→ **Task brief**
Output every entry exactly as written, skipping any pictures.

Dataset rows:
○ ○ ○ ○ ○ ○ ○

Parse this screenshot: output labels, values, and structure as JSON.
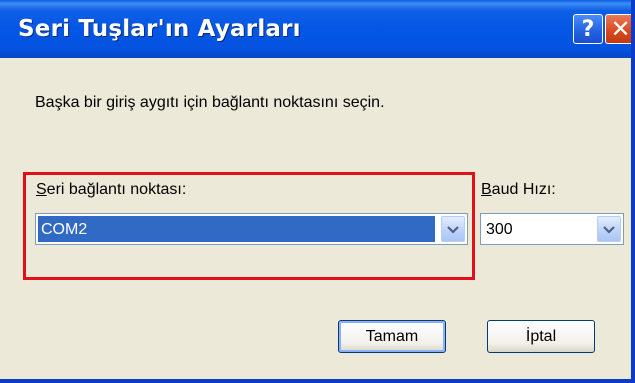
{
  "window": {
    "title": "Seri Tuşlar'ın Ayarları",
    "help_label": "?",
    "close_label": "✕"
  },
  "instruction": "Başka bir giriş aygıtı için bağlantı noktasını seçin.",
  "port": {
    "label_first": "S",
    "label_rest": "eri bağlantı noktası:",
    "selected": "COM2"
  },
  "baud": {
    "label_first": "B",
    "label_rest": "aud Hızı:",
    "selected": "300"
  },
  "buttons": {
    "ok": "Tamam",
    "cancel": "İptal"
  },
  "colors": {
    "highlight": "#e3101a",
    "selection": "#316ac5",
    "titlebar": "#0456e5"
  },
  "icons": {
    "help": "question-mark-icon",
    "close": "close-icon",
    "dropdown": "chevron-down-icon"
  }
}
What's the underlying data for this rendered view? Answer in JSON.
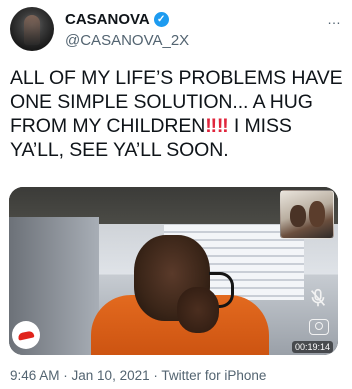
{
  "author": {
    "display_name": "CASANOVA",
    "handle": "@CASANOVA_2X",
    "verified": true
  },
  "more_menu": "…",
  "tweet": {
    "text_part1": "ALL OF MY LIFE’S PROBLEMS HAVE ONE SIMPLE SOLUTION... A HUG FROM MY CHILDREN",
    "emoji": "‼‼",
    "text_part2": " I MISS YA’LL, SEE YA’LL SOON."
  },
  "media": {
    "timer": "00:19:14"
  },
  "meta": {
    "time": "9:46 AM",
    "sep1": " · ",
    "date": "Jan 10, 2021",
    "sep2": " · ",
    "source": "Twitter for iPhone"
  },
  "colors": {
    "verified": "#1d9bf0",
    "end_call": "#e0241c",
    "shirt": "#e36a1f"
  }
}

○ ○ ○ ○ ○ ○ ○

→ **Task response**
Parse this screenshot: output labels, values, and structure as JSON.
{
  "window": {
    "title": "Seri Tuşlar'ın Ayarları",
    "help_label": "?",
    "close_label": "✕"
  },
  "instruction": "Başka bir giriş aygıtı için bağlantı noktasını seçin.",
  "port": {
    "label_first": "S",
    "label_rest": "eri bağlantı noktası:",
    "selected": "COM2"
  },
  "baud": {
    "label_first": "B",
    "label_rest": "aud Hızı:",
    "selected": "300"
  },
  "buttons": {
    "ok": "Tamam",
    "cancel": "İptal"
  },
  "colors": {
    "highlight": "#e3101a",
    "selection": "#316ac5",
    "titlebar": "#0456e5"
  },
  "icons": {
    "help": "question-mark-icon",
    "close": "close-icon",
    "dropdown": "chevron-down-icon"
  }
}
What's the underlying data for this rendered view? Answer in JSON.
{
  "author": {
    "display_name": "CASANOVA",
    "handle": "@CASANOVA_2X",
    "verified": true
  },
  "more_menu": "…",
  "tweet": {
    "text_part1": "ALL OF MY LIFE’S PROBLEMS HAVE ONE SIMPLE SOLUTION... A HUG FROM MY CHILDREN",
    "emoji": "‼‼",
    "text_part2": " I MISS YA’LL, SEE YA’LL SOON."
  },
  "media": {
    "timer": "00:19:14"
  },
  "meta": {
    "time": "9:46 AM",
    "sep1": " · ",
    "date": "Jan 10, 2021",
    "sep2": " · ",
    "source": "Twitter for iPhone"
  },
  "colors": {
    "verified": "#1d9bf0",
    "end_call": "#e0241c",
    "shirt": "#e36a1f"
  }
}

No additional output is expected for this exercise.